**Prompt**:
Write out the entries below once more, exactly.

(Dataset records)
* begin *

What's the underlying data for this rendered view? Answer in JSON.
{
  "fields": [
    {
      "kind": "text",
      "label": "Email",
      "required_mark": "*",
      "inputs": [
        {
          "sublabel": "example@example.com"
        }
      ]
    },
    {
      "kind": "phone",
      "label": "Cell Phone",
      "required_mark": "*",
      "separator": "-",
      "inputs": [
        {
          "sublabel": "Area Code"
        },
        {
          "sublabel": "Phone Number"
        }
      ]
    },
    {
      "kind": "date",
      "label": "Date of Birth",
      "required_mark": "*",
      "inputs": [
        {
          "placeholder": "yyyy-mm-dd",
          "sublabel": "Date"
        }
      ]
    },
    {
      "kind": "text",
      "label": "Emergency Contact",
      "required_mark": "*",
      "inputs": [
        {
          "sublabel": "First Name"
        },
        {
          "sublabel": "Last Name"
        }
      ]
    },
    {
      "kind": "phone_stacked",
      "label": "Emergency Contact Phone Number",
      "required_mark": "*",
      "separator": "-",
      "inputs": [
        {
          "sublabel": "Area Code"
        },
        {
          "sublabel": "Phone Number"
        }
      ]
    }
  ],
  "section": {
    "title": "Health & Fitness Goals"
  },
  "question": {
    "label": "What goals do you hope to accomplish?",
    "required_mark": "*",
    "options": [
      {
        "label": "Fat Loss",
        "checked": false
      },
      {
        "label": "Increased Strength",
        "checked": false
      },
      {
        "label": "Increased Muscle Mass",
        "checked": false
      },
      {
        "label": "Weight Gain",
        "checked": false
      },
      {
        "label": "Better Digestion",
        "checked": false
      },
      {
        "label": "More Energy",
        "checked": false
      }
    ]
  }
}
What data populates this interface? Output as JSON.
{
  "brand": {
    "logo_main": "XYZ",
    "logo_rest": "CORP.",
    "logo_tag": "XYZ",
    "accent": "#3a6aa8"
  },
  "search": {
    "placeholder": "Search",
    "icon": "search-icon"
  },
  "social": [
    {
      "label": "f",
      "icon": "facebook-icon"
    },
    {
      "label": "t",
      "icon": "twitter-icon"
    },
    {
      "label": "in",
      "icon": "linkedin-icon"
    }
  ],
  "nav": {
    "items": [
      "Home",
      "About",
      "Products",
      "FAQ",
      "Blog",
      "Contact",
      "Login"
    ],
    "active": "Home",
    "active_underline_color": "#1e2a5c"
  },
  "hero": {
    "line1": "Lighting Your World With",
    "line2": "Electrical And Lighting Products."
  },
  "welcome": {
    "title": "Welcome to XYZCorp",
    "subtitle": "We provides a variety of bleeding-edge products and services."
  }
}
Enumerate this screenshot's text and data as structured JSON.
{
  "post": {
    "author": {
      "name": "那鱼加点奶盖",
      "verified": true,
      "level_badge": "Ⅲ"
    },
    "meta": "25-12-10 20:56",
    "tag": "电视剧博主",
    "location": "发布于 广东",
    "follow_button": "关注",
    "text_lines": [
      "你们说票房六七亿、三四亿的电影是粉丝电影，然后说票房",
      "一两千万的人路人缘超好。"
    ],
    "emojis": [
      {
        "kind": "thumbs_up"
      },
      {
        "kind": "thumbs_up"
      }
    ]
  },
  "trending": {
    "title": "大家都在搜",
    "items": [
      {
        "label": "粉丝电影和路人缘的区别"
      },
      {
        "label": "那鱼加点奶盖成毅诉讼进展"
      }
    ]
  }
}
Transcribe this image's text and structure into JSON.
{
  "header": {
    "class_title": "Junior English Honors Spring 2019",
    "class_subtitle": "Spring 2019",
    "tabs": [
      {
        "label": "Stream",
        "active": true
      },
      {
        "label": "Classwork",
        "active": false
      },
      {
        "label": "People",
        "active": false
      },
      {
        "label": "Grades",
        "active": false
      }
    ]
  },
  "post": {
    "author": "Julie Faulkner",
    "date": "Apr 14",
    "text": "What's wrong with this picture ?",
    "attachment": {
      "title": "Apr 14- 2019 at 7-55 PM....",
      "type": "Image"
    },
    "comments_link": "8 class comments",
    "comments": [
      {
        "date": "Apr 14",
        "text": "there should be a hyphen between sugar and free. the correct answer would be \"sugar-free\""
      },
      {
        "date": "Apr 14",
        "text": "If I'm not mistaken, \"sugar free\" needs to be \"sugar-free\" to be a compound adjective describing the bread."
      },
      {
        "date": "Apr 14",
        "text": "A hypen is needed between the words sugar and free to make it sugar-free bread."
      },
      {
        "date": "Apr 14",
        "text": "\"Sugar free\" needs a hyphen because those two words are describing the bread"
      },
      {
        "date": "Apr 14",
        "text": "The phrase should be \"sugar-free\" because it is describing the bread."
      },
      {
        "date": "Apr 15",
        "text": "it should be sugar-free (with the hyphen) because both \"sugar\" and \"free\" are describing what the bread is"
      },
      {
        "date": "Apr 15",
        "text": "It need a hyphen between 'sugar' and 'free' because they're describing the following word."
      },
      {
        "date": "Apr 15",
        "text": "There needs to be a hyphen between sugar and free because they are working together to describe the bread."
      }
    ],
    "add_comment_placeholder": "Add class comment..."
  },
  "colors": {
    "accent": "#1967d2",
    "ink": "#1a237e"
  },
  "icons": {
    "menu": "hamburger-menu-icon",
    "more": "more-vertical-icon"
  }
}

* end *

**Response to this exercise**:
What's the underlying data for this rendered view? Answer in JSON.
{
  "fields": [
    {
      "kind": "text",
      "label": "Email",
      "required_mark": "*",
      "inputs": [
        {
          "sublabel": "example@example.com"
        }
      ]
    },
    {
      "kind": "phone",
      "label": "Cell Phone",
      "required_mark": "*",
      "separator": "-",
      "inputs": [
        {
          "sublabel": "Area Code"
        },
        {
          "sublabel": "Phone Number"
        }
      ]
    },
    {
      "kind": "date",
      "label": "Date of Birth",
      "required_mark": "*",
      "inputs": [
        {
          "placeholder": "yyyy-mm-dd",
          "sublabel": "Date"
        }
      ]
    },
    {
      "kind": "text",
      "label": "Emergency Contact",
      "required_mark": "*",
      "inputs": [
        {
          "sublabel": "First Name"
        },
        {
          "sublabel": "Last Name"
        }
      ]
    },
    {
      "kind": "phone_stacked",
      "label": "Emergency Contact Phone Number",
      "required_mark": "*",
      "separator": "-",
      "inputs": [
        {
          "sublabel": "Area Code"
        },
        {
          "sublabel": "Phone Number"
        }
      ]
    }
  ],
  "section": {
    "title": "Health & Fitness Goals"
  },
  "question": {
    "label": "What goals do you hope to accomplish?",
    "required_mark": "*",
    "options": [
      {
        "label": "Fat Loss",
        "checked": false
      },
      {
        "label": "Increased Strength",
        "checked": false
      },
      {
        "label": "Increased Muscle Mass",
        "checked": false
      },
      {
        "label": "Weight Gain",
        "checked": false
      },
      {
        "label": "Better Digestion",
        "checked": false
      },
      {
        "label": "More Energy",
        "checked": false
      }
    ]
  }
}
What data populates this interface? Output as JSON.
{
  "brand": {
    "logo_main": "XYZ",
    "logo_rest": "CORP.",
    "logo_tag": "XYZ",
    "accent": "#3a6aa8"
  },
  "search": {
    "placeholder": "Search",
    "icon": "search-icon"
  },
  "social": [
    {
      "label": "f",
      "icon": "facebook-icon"
    },
    {
      "label": "t",
      "icon": "twitter-icon"
    },
    {
      "label": "in",
      "icon": "linkedin-icon"
    }
  ],
  "nav": {
    "items": [
      "Home",
      "About",
      "Products",
      "FAQ",
      "Blog",
      "Contact",
      "Login"
    ],
    "active": "Home",
    "active_underline_color": "#1e2a5c"
  },
  "hero": {
    "line1": "Lighting Your World With",
    "line2": "Electrical And Lighting Products."
  },
  "welcome": {
    "title": "Welcome to XYZCorp",
    "subtitle": "We provides a variety of bleeding-edge products and services."
  }
}
Enumerate this screenshot's text and data as structured JSON.
{
  "post": {
    "author": {
      "name": "那鱼加点奶盖",
      "verified": true,
      "level_badge": "Ⅲ"
    },
    "meta": "25-12-10 20:56",
    "tag": "电视剧博主",
    "location": "发布于 广东",
    "follow_button": "关注",
    "text_lines": [
      "你们说票房六七亿、三四亿的电影是粉丝电影，然后说票房",
      "一两千万的人路人缘超好。"
    ],
    "emojis": [
      {
        "kind": "thumbs_up"
      },
      {
        "kind": "thumbs_up"
      }
    ]
  },
  "trending": {
    "title": "大家都在搜",
    "items": [
      {
        "label": "粉丝电影和路人缘的区别"
      },
      {
        "label": "那鱼加点奶盖成毅诉讼进展"
      }
    ]
  }
}
Transcribe this image's text and structure into JSON.
{
  "header": {
    "class_title": "Junior English Honors Spring 2019",
    "class_subtitle": "Spring 2019",
    "tabs": [
      {
        "label": "Stream",
        "active": true
      },
      {
        "label": "Classwork",
        "active": false
      },
      {
        "label": "People",
        "active": false
      },
      {
        "label": "Grades",
        "active": false
      }
    ]
  },
  "post": {
    "author": "Julie Faulkner",
    "date": "Apr 14",
    "text": "What's wrong with this picture ?",
    "attachment": {
      "title": "Apr 14- 2019 at 7-55 PM....",
      "type": "Image"
    },
    "comments_link": "8 class comments",
    "comments": [
      {
        "date": "Apr 14",
        "text": "there should be a hyphen between sugar and free. the correct answer would be \"sugar-free\""
      },
      {
        "date": "Apr 14",
        "text": "If I'm not mistaken, \"sugar free\" needs to be \"sugar-free\" to be a compound adjective describing the bread."
      },
      {
        "date": "Apr 14",
        "text": "A hypen is needed between the words sugar and free to make it sugar-free bread."
      },
      {
        "date": "Apr 14",
        "text": "\"Sugar free\" needs a hyphen because those two words are describing the bread"
      },
      {
        "date": "Apr 14",
        "text": "The phrase should be \"sugar-free\" because it is describing the bread."
      },
      {
        "date": "Apr 15",
        "text": "it should be sugar-free (with the hyphen) because both \"sugar\" and \"free\" are describing what the bread is"
      },
      {
        "date": "Apr 15",
        "text": "It need a hyphen between 'sugar' and 'free' because they're describing the following word."
      },
      {
        "date": "Apr 15",
        "text": "There needs to be a hyphen between sugar and free because they are working together to describe the bread."
      }
    ],
    "add_comment_placeholder": "Add class comment..."
  },
  "colors": {
    "accent": "#1967d2",
    "ink": "#1a237e"
  },
  "icons": {
    "menu": "hamburger-menu-icon",
    "more": "more-vertical-icon"
  }
}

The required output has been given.